[begin Information provided]

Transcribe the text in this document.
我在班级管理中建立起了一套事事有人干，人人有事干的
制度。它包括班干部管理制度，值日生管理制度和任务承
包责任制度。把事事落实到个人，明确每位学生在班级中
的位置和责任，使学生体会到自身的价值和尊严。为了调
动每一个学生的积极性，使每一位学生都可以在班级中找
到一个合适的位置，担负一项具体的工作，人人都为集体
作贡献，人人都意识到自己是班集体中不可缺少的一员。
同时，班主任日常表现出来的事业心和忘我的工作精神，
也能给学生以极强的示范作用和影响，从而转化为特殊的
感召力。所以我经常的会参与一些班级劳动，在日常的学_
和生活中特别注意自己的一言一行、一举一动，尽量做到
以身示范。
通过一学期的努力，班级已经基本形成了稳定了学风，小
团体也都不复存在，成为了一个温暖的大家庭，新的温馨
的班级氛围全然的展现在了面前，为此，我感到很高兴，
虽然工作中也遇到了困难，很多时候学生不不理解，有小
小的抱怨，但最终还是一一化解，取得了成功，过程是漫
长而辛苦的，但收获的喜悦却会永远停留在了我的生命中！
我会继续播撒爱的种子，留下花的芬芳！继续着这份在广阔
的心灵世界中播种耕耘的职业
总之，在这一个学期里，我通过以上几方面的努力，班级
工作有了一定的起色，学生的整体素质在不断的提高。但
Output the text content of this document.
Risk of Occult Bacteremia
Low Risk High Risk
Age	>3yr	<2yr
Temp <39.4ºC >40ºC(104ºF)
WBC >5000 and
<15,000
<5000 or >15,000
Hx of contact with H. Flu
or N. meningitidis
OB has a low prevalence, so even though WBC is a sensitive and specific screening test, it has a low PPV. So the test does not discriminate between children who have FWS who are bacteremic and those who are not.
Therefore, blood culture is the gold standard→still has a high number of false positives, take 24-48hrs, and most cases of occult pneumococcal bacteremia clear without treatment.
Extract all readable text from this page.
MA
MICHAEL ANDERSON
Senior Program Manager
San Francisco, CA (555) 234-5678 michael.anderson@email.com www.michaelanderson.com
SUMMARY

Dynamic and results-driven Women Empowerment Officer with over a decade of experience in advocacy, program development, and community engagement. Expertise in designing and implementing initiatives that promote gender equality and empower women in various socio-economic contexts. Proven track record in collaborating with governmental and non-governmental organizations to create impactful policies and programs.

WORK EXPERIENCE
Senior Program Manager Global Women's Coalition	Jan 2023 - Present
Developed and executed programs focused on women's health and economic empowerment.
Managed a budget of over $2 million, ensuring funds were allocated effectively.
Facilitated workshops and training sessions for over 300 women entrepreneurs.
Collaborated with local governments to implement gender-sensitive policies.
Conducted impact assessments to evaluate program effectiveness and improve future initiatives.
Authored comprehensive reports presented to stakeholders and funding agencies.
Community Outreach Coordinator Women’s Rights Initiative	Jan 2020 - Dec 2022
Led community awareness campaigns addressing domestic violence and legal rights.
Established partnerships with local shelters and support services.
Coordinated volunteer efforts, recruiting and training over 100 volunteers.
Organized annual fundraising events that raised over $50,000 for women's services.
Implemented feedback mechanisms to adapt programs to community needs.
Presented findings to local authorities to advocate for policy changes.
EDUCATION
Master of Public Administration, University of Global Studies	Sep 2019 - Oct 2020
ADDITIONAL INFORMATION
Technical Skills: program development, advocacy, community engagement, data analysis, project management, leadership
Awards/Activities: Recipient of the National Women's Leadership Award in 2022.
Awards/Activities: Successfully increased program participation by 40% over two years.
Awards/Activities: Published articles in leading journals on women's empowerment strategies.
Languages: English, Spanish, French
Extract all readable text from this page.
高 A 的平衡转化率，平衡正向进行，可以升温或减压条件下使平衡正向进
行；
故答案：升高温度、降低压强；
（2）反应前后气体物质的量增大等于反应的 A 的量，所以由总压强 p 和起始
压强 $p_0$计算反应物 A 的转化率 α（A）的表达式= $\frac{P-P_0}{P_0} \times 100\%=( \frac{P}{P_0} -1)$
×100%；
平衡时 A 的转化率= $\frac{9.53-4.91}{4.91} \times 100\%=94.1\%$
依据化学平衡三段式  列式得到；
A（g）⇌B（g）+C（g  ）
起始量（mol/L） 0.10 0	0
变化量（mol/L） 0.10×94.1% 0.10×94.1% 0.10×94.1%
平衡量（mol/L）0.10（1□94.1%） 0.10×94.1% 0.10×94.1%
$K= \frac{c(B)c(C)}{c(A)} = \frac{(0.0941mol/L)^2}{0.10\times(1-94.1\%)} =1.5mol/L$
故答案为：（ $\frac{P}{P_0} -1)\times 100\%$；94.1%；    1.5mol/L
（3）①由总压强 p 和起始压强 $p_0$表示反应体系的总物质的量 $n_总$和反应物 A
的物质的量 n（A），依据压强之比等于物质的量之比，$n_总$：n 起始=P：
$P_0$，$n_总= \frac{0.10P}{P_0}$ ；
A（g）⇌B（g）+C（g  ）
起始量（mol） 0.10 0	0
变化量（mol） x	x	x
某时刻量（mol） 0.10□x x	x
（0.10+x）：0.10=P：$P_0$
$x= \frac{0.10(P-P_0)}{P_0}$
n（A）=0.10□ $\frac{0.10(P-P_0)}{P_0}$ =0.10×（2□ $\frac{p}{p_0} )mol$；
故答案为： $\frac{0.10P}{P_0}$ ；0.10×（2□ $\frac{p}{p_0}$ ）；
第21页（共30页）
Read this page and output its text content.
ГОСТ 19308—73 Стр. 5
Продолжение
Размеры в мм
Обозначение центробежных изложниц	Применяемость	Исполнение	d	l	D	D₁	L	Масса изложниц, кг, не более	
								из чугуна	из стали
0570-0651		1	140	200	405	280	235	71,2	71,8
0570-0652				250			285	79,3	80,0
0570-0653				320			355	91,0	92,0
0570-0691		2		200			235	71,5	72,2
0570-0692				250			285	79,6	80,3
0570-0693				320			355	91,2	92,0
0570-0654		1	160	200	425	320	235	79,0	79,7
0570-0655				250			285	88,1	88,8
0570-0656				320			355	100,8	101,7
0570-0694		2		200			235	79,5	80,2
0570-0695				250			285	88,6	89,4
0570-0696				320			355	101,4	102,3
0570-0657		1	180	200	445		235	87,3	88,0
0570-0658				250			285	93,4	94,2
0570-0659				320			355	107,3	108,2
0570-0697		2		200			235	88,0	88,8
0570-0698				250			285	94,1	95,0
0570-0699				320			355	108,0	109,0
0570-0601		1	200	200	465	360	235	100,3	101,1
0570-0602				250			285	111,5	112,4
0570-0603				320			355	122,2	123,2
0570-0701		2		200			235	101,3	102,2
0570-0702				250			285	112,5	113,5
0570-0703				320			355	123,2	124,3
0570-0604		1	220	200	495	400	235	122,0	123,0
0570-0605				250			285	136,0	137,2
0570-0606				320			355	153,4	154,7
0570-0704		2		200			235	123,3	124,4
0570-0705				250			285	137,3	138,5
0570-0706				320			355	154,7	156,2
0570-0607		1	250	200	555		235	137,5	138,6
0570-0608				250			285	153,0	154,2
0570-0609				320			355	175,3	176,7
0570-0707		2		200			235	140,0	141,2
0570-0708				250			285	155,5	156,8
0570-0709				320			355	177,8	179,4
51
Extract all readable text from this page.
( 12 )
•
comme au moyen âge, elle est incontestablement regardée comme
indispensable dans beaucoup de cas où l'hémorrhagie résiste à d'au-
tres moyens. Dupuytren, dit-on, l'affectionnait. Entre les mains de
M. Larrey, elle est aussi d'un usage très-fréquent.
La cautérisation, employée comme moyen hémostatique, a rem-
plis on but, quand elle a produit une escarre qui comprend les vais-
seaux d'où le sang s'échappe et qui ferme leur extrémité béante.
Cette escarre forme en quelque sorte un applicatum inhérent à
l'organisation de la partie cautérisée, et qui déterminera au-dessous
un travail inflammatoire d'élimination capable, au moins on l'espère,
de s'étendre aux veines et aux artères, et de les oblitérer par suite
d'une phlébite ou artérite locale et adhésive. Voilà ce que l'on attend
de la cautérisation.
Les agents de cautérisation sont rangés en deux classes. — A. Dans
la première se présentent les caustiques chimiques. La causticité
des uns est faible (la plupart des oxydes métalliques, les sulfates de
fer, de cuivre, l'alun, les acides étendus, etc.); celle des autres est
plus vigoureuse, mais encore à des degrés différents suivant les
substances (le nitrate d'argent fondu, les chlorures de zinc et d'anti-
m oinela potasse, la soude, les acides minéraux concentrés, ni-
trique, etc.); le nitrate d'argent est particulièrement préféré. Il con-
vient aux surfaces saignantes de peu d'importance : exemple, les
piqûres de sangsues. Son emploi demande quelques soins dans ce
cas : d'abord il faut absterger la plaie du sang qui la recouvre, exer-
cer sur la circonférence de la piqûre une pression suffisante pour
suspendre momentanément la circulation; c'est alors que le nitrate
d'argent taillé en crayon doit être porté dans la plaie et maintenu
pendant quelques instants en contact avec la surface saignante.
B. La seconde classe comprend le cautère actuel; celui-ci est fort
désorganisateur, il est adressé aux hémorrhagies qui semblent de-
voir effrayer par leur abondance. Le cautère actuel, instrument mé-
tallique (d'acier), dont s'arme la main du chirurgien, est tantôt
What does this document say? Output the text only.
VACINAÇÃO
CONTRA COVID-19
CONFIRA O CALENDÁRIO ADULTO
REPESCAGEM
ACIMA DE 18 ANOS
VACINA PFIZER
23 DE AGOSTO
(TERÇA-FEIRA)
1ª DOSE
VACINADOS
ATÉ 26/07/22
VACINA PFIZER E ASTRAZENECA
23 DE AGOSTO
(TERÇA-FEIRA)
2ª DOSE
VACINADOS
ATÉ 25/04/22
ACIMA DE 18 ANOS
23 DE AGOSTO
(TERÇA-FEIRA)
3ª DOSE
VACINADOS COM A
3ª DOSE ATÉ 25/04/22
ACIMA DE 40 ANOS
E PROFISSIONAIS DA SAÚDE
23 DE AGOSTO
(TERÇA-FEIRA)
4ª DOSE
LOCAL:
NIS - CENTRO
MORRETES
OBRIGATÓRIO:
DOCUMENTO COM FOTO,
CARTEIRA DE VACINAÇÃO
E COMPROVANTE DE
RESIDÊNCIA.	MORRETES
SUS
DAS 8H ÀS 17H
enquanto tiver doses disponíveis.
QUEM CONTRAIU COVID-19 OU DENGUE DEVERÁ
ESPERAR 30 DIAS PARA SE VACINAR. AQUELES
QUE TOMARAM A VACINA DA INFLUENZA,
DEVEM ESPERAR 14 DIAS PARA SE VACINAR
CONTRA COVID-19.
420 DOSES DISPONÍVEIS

[end Information provided]

Direction. Above are the records; copy exactly the lines from the one with "What does this" through the final line.

Exercise result.
What does this document say? Output the text only.
VACINAÇÃO
CONTRA COVID-19
CONFIRA O CALENDÁRIO ADULTO
REPESCAGEM
ACIMA DE 18 ANOS
VACINA PFIZER
23 DE AGOSTO
(TERÇA-FEIRA)
1ª DOSE
VACINADOS
ATÉ 26/07/22
VACINA PFIZER E ASTRAZENECA
23 DE AGOSTO
(TERÇA-FEIRA)
2ª DOSE
VACINADOS
ATÉ 25/04/22
ACIMA DE 18 ANOS
23 DE AGOSTO
(TERÇA-FEIRA)
3ª DOSE
VACINADOS COM A
3ª DOSE ATÉ 25/04/22
ACIMA DE 40 ANOS
E PROFISSIONAIS DA SAÚDE
23 DE AGOSTO
(TERÇA-FEIRA)
4ª DOSE
LOCAL:
NIS - CENTRO
MORRETES
OBRIGATÓRIO:
DOCUMENTO COM FOTO,
CARTEIRA DE VACINAÇÃO
E COMPROVANTE DE
RESIDÊNCIA.	MORRETES
SUS
DAS 8H ÀS 17H
enquanto tiver doses disponíveis.
QUEM CONTRAIU COVID-19 OU DENGUE DEVERÁ
ESPERAR 30 DIAS PARA SE VACINAR. AQUELES
QUE TOMARAM A VACINA DA INFLUENZA,
DEVEM ESPERAR 14 DIAS PARA SE VACINAR
CONTRA COVID-19.
420 DOSES DISPONÍVEIS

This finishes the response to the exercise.